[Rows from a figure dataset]
>> begin

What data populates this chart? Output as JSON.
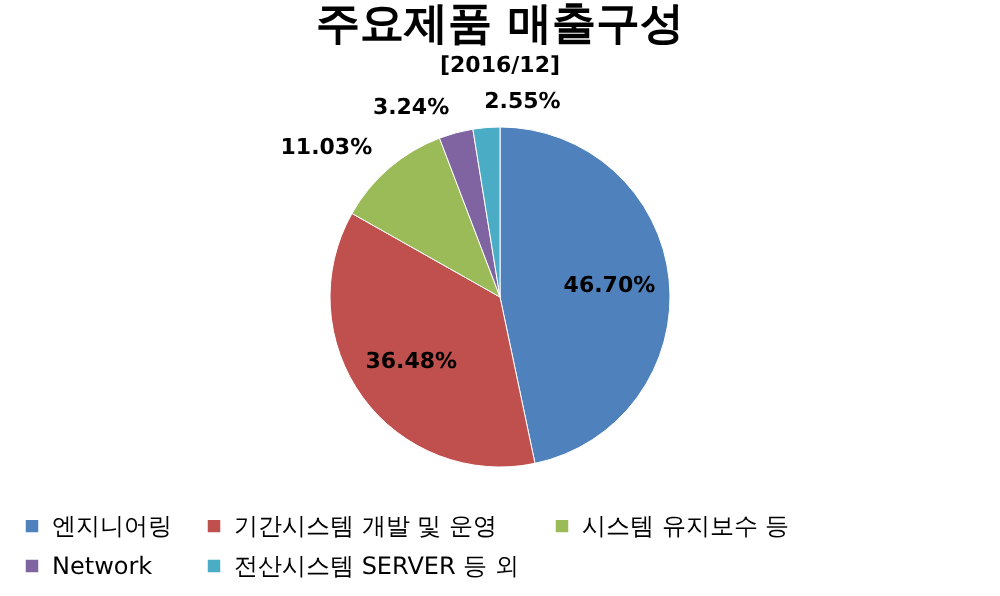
{
  "chart_data": {
    "type": "pie",
    "title": "주요제품 매출구성",
    "subtitle": "[2016/12]",
    "categories": [
      "엔지니어링",
      "기간시스템 개발 및 운영",
      "시스템 유지보수 등",
      "Network",
      "전산시스템 SERVER 등 외"
    ],
    "values": [
      46.7,
      36.48,
      11.03,
      3.24,
      2.55
    ],
    "colors": [
      "#4f81bd",
      "#c0504d",
      "#9bbb59",
      "#8064a2",
      "#4bacc6"
    ],
    "value_labels": [
      "46.70%",
      "36.48%",
      "11.03%",
      "3.24%",
      "2.55%"
    ],
    "legend": "bottom"
  }
}
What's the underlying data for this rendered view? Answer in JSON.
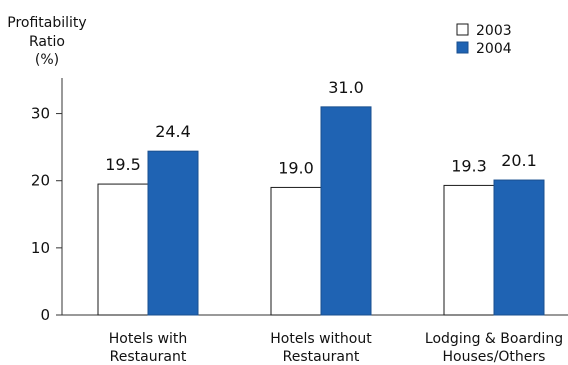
{
  "chart_data": {
    "type": "bar",
    "ylabel_lines": [
      "Profitability",
      "Ratio",
      "(%)"
    ],
    "categories": [
      [
        "Hotels with",
        "Restaurant"
      ],
      [
        "Hotels without",
        "Restaurant"
      ],
      [
        "Lodging & Boarding",
        "Houses/Others"
      ]
    ],
    "series": [
      {
        "name": "2003",
        "values": [
          19.5,
          19.0,
          19.3
        ],
        "color": "#ffffff",
        "stroke": "#1a1a1a"
      },
      {
        "name": "2004",
        "values": [
          24.4,
          31.0,
          20.1
        ],
        "color": "#1f63b3",
        "stroke": "#1a4f8f"
      }
    ],
    "value_labels": [
      [
        "19.5",
        "19.0",
        "19.3"
      ],
      [
        "24.4",
        "31.0",
        "20.1"
      ]
    ],
    "ylim": [
      0,
      35
    ],
    "yticks": [
      0,
      10,
      20,
      30
    ],
    "legend_position": "top-right",
    "grid": false
  }
}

>> end

• [Work to be completed] Do not include pictures. Copy only the lines running from the line with "What's the underlying" through the last line of the records, exactly as they appear.

• [Correct output]
What's the underlying data for this rendered view? Answer in JSON.
{
  "chart_data": {
    "type": "bar",
    "ylabel_lines": [
      "Profitability",
      "Ratio",
      "(%)"
    ],
    "categories": [
      [
        "Hotels with",
        "Restaurant"
      ],
      [
        "Hotels without",
        "Restaurant"
      ],
      [
        "Lodging & Boarding",
        "Houses/Others"
      ]
    ],
    "series": [
      {
        "name": "2003",
        "values": [
          19.5,
          19.0,
          19.3
        ],
        "color": "#ffffff",
        "stroke": "#1a1a1a"
      },
      {
        "name": "2004",
        "values": [
          24.4,
          31.0,
          20.1
        ],
        "color": "#1f63b3",
        "stroke": "#1a4f8f"
      }
    ],
    "value_labels": [
      [
        "19.5",
        "19.0",
        "19.3"
      ],
      [
        "24.4",
        "31.0",
        "20.1"
      ]
    ],
    "ylim": [
      0,
      35
    ],
    "yticks": [
      0,
      10,
      20,
      30
    ],
    "legend_position": "top-right",
    "grid": false
  }
}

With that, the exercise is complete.